### WORK TO BE COMPLETED
In the material below, find each line holding the string "nivel" and copy it.

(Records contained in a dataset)
▼

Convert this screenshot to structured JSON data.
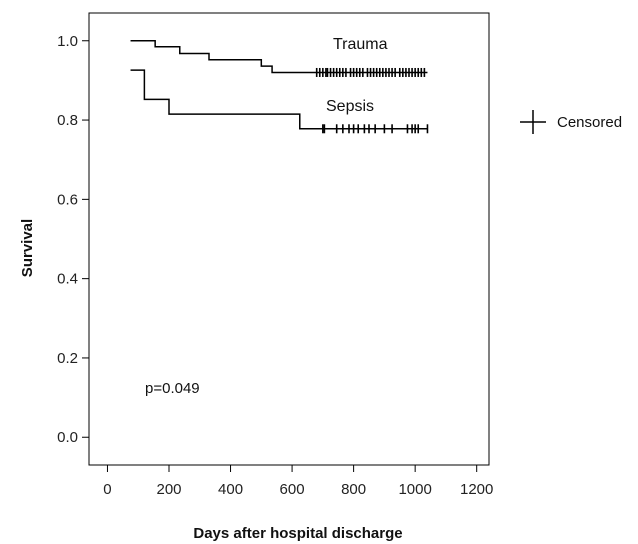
{
  "chart_data": {
    "type": "line",
    "chart_kind": "kaplan-meier survival curve",
    "xlabel": "Days after hospital discharge",
    "ylabel": "Survival",
    "xlim": [
      -60,
      1240
    ],
    "ylim": [
      -0.07,
      1.07
    ],
    "x_ticks": [
      "0",
      "200",
      "400",
      "600",
      "800",
      "1000",
      "1200"
    ],
    "y_ticks": [
      "0.0",
      "0.2",
      "0.4",
      "0.6",
      "0.8",
      "1.0"
    ],
    "annotation": "p=0.049",
    "legend": {
      "label": "Censored",
      "placement": "right",
      "marker": "plus"
    },
    "series": [
      {
        "name": "Trauma",
        "steps": [
          [
            75,
            1.0
          ],
          [
            155,
            0.985
          ],
          [
            235,
            0.968
          ],
          [
            330,
            0.952
          ],
          [
            500,
            0.936
          ],
          [
            535,
            0.92
          ],
          [
            1040,
            0.92
          ]
        ],
        "censored_x": [
          680,
          690,
          700,
          710,
          715,
          725,
          735,
          745,
          755,
          765,
          775,
          790,
          800,
          810,
          820,
          830,
          845,
          855,
          865,
          875,
          885,
          895,
          905,
          915,
          925,
          935,
          950,
          960,
          970,
          980,
          990,
          1000,
          1010,
          1020,
          1030
        ],
        "censored_y": 0.92
      },
      {
        "name": "Sepsis",
        "steps": [
          [
            75,
            0.926
          ],
          [
            120,
            0.852
          ],
          [
            200,
            0.815
          ],
          [
            625,
            0.778
          ],
          [
            1040,
            0.778
          ]
        ],
        "censored_x": [
          700,
          705,
          745,
          765,
          785,
          800,
          815,
          835,
          850,
          870,
          900,
          925,
          975,
          990,
          1000,
          1010,
          1040
        ],
        "censored_y": 0.778
      }
    ]
  }
}
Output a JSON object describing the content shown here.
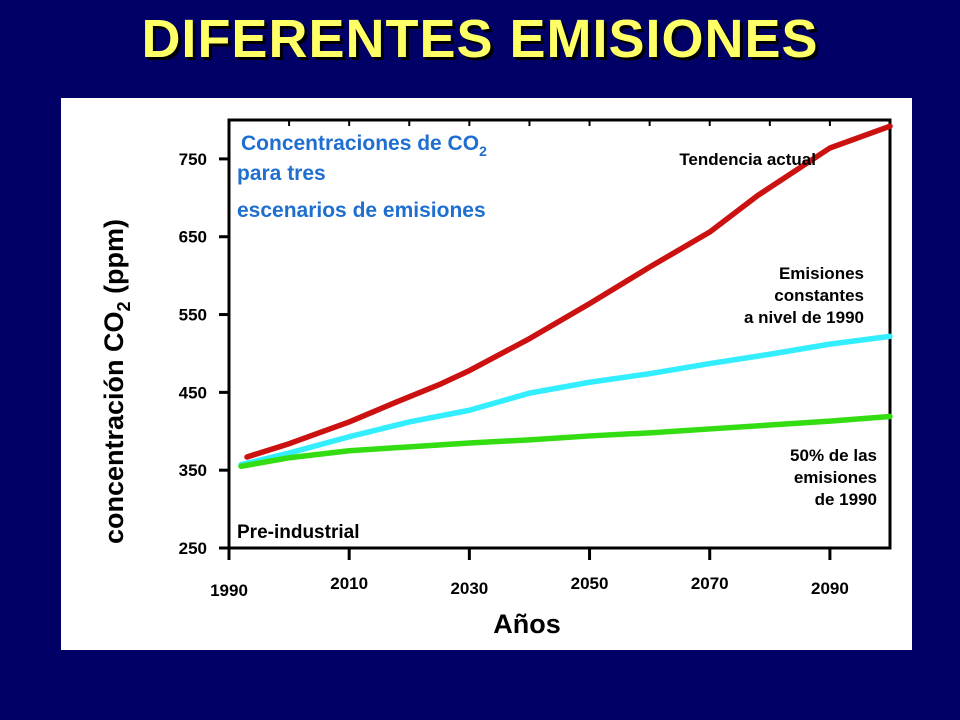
{
  "slide": {
    "title": "DIFERENTES EMISIONES"
  },
  "chart_data": {
    "type": "line",
    "title_lines": [
      "Concentraciones de CO",
      "para tres",
      "escenarios de emisiones"
    ],
    "title_subscript": "2",
    "ylabel": "concentración CO",
    "ylabel_subscript": "2",
    "ylabel_suffix": " (ppm)",
    "xlabel": "Años",
    "xlim": [
      1990,
      2100
    ],
    "ylim": [
      250,
      800
    ],
    "xticks": [
      1990,
      2010,
      2030,
      2050,
      2070,
      2090
    ],
    "xtick_labels": [
      "1990",
      "2010",
      "2030",
      "2050",
      "2070",
      "2090"
    ],
    "yticks": [
      250,
      350,
      450,
      550,
      650,
      750
    ],
    "ytick_labels": [
      "250",
      "350",
      "450",
      "550",
      "650",
      "750"
    ],
    "baseline_label": "Pre-industrial",
    "grid": false,
    "series": [
      {
        "name": "Tendencia actual",
        "label_lines": [
          "Tendencia actual"
        ],
        "color": "#cc1111",
        "x": [
          1993,
          2000,
          2010,
          2018,
          2025,
          2030,
          2040,
          2050,
          2060,
          2070,
          2078,
          2090,
          2100
        ],
        "y": [
          367,
          384,
          412,
          438,
          460,
          478,
          519,
          564,
          611,
          656,
          703,
          764,
          792
        ]
      },
      {
        "name": "Emisiones constantes a nivel de 1990",
        "label_lines": [
          "Emisiones",
          "constantes",
          "a nivel de 1990"
        ],
        "color": "#33eeff",
        "x": [
          1992,
          2000,
          2010,
          2020,
          2030,
          2040,
          2050,
          2060,
          2070,
          2080,
          2090,
          2100
        ],
        "y": [
          357,
          372,
          393,
          412,
          427,
          449,
          463,
          474,
          487,
          499,
          512,
          522
        ]
      },
      {
        "name": "50% de las emisiones de 1990",
        "label_lines": [
          "50% de las",
          "emisiones",
          "de 1990"
        ],
        "color": "#33dd11",
        "x": [
          1992,
          2000,
          2010,
          2020,
          2030,
          2040,
          2050,
          2060,
          2070,
          2080,
          2090,
          2100
        ],
        "y": [
          355,
          366,
          375,
          380,
          385,
          389,
          394,
          398,
          403,
          408,
          413,
          419
        ]
      }
    ]
  }
}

▲

### SOLUTION FOR THIS PROBLEM
        "name": "Emisiones constantes a nivel de 1990",
          "a nivel de 1990"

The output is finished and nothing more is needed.